REQUIREMENT. Pull out each line of the data that includes the word "Share".

Start of TASK MATERIAL

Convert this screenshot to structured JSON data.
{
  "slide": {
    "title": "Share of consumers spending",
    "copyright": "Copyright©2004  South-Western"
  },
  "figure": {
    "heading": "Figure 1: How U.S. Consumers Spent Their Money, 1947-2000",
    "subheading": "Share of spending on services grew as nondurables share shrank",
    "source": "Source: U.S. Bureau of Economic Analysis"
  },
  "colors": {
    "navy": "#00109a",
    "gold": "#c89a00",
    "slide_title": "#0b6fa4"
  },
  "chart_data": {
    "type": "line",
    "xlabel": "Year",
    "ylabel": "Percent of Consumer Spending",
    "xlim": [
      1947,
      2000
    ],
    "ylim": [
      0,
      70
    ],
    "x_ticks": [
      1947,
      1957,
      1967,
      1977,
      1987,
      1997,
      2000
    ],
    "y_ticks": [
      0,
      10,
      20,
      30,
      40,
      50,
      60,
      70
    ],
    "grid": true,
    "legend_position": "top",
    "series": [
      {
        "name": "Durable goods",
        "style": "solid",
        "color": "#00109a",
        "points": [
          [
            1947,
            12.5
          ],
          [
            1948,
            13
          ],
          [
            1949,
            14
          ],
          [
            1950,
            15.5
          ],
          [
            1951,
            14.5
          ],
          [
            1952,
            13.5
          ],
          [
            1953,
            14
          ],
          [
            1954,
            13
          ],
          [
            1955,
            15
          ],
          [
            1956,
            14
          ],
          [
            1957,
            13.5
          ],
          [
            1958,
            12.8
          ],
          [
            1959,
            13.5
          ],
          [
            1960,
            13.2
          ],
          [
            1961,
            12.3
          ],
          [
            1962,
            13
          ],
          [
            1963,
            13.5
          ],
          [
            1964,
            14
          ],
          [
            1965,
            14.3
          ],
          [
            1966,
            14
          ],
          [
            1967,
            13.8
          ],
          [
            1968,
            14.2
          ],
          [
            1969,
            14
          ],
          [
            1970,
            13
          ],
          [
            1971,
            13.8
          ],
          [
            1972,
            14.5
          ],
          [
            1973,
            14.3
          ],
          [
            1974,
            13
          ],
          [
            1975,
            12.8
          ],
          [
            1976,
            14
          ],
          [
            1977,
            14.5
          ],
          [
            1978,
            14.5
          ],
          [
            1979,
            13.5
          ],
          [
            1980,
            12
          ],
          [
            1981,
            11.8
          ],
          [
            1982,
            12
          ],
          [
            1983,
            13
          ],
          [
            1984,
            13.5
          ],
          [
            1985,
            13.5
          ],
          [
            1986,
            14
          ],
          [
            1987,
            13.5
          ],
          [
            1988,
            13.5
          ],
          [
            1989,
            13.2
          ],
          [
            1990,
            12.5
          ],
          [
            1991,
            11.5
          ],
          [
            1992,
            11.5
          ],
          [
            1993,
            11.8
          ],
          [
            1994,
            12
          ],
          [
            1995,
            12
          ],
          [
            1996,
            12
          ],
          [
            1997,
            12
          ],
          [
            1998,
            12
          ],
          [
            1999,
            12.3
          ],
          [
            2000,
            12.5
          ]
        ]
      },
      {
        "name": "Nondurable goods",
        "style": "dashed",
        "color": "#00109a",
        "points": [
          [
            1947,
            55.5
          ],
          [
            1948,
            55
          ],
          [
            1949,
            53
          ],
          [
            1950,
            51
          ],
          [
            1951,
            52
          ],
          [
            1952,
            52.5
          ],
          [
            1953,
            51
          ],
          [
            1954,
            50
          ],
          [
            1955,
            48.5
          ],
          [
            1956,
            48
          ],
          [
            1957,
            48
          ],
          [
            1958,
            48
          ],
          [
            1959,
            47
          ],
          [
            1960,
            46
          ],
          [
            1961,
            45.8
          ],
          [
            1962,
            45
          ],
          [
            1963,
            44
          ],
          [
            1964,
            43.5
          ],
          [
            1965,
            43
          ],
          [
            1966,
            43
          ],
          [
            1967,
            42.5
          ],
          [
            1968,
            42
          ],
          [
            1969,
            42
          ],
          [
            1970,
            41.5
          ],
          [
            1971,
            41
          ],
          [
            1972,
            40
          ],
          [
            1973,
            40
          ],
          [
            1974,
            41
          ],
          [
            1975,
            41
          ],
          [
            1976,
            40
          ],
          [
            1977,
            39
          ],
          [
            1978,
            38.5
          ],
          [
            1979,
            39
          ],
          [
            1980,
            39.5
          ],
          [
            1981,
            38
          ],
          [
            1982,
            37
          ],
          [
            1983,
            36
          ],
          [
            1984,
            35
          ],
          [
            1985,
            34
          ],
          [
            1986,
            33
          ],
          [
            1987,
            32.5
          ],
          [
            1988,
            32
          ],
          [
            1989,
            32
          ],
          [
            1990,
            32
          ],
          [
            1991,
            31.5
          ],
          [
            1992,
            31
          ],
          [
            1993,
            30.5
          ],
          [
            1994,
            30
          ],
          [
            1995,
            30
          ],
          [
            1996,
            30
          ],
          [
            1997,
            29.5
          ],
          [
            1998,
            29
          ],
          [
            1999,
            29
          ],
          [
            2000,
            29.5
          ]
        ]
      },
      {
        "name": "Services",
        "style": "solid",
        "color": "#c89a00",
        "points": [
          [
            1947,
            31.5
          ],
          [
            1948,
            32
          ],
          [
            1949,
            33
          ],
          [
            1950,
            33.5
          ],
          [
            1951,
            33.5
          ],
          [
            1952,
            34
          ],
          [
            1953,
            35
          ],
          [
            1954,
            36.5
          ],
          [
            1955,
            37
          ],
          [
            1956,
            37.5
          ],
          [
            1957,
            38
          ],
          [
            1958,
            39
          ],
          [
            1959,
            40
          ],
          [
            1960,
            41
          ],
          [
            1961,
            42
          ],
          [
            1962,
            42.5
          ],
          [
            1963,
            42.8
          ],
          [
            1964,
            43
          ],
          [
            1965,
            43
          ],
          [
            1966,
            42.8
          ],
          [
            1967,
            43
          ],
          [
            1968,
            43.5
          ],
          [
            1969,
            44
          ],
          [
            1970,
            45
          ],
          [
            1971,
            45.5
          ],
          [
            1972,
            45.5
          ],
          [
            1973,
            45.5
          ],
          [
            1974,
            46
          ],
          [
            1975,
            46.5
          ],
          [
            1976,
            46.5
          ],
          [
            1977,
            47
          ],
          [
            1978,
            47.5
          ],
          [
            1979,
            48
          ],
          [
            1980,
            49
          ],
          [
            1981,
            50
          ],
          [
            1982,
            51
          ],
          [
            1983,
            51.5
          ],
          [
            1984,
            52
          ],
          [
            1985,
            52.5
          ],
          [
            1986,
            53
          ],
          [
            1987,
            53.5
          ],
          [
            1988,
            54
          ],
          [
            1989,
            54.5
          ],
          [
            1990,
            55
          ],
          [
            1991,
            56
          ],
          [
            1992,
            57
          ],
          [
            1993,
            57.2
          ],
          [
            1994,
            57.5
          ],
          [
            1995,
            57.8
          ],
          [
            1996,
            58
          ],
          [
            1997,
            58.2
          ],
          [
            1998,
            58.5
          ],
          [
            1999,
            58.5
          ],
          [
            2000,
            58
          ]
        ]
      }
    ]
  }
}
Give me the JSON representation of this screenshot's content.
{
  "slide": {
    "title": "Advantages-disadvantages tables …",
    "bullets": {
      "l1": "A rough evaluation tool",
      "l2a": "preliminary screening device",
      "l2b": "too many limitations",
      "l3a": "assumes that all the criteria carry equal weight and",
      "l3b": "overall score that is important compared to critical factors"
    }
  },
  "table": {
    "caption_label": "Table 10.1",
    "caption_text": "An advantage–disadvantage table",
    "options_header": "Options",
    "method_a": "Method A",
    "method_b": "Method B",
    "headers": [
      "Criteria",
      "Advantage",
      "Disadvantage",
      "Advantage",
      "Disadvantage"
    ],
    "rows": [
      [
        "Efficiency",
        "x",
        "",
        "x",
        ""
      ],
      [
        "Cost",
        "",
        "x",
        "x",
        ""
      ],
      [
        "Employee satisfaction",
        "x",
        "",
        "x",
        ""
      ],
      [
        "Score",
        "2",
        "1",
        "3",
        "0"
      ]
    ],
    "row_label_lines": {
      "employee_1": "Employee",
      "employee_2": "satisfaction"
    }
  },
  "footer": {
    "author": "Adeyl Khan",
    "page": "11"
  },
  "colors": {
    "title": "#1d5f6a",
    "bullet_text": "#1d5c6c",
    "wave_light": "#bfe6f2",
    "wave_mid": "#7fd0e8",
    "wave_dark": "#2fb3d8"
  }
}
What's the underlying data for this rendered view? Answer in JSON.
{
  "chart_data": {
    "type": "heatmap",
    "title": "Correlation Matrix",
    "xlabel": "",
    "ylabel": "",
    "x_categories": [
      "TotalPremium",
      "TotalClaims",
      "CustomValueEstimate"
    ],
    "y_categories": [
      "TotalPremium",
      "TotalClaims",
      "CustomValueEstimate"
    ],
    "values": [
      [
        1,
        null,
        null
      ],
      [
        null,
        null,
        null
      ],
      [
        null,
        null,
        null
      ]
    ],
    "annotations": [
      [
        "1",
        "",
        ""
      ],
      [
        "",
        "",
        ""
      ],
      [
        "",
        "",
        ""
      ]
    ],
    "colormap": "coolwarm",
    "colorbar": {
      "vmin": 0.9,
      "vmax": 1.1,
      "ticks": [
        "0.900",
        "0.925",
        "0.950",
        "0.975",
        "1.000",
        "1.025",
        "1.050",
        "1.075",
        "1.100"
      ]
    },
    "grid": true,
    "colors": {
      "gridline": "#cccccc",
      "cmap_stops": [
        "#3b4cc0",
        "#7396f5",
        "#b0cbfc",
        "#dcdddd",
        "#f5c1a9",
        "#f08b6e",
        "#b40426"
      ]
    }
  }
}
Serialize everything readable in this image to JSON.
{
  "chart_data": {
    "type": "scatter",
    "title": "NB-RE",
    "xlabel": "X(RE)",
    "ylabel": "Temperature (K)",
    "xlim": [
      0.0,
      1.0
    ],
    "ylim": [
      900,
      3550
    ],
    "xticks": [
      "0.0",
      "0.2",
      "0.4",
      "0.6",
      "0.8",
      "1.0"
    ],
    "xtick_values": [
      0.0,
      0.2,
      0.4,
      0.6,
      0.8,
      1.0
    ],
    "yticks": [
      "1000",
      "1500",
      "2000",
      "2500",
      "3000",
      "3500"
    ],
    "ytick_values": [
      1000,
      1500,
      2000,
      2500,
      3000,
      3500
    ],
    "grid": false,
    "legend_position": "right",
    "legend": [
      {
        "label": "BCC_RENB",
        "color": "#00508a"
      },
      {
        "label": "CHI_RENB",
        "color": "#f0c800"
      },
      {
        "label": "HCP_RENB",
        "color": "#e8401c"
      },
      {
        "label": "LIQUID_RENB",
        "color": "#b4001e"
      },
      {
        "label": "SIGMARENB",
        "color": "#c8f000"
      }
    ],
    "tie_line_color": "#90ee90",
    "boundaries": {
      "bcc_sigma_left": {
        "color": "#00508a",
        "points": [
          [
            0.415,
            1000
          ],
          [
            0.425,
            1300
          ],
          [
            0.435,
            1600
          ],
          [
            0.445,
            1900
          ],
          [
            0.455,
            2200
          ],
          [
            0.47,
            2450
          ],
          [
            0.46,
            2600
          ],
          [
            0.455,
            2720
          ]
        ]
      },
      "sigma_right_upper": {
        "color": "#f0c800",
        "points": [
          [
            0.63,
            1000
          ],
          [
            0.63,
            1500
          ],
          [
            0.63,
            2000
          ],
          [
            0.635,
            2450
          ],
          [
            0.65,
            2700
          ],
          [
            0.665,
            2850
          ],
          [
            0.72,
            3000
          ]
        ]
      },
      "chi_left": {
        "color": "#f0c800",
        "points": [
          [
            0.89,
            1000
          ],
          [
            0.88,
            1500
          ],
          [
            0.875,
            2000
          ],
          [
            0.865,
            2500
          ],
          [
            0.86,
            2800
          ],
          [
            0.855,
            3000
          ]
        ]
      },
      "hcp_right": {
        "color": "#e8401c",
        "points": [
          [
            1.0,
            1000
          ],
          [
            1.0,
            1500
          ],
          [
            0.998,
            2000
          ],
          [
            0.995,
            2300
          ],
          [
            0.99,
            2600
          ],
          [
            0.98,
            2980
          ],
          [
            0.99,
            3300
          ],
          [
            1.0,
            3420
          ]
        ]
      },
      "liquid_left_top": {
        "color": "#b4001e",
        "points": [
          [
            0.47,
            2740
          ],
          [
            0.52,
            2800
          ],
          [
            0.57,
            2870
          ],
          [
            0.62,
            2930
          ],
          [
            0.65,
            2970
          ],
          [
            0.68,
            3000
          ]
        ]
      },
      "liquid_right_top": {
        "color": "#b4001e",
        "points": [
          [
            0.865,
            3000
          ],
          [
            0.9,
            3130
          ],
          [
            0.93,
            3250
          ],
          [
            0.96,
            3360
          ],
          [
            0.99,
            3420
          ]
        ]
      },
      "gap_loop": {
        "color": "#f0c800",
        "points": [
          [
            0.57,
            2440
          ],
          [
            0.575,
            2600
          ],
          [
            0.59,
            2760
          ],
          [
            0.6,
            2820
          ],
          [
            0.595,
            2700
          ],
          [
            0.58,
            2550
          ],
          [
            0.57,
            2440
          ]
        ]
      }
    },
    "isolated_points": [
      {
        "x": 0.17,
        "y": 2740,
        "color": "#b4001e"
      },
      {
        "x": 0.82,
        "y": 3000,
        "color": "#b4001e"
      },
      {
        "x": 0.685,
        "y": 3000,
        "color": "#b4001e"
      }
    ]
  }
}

End of TASK MATERIAL

RESULT OF THIS EXERCISE.
    "title": "Share of consumers spending",
    "subheading": "Share of spending on services grew as nondurables share shrank",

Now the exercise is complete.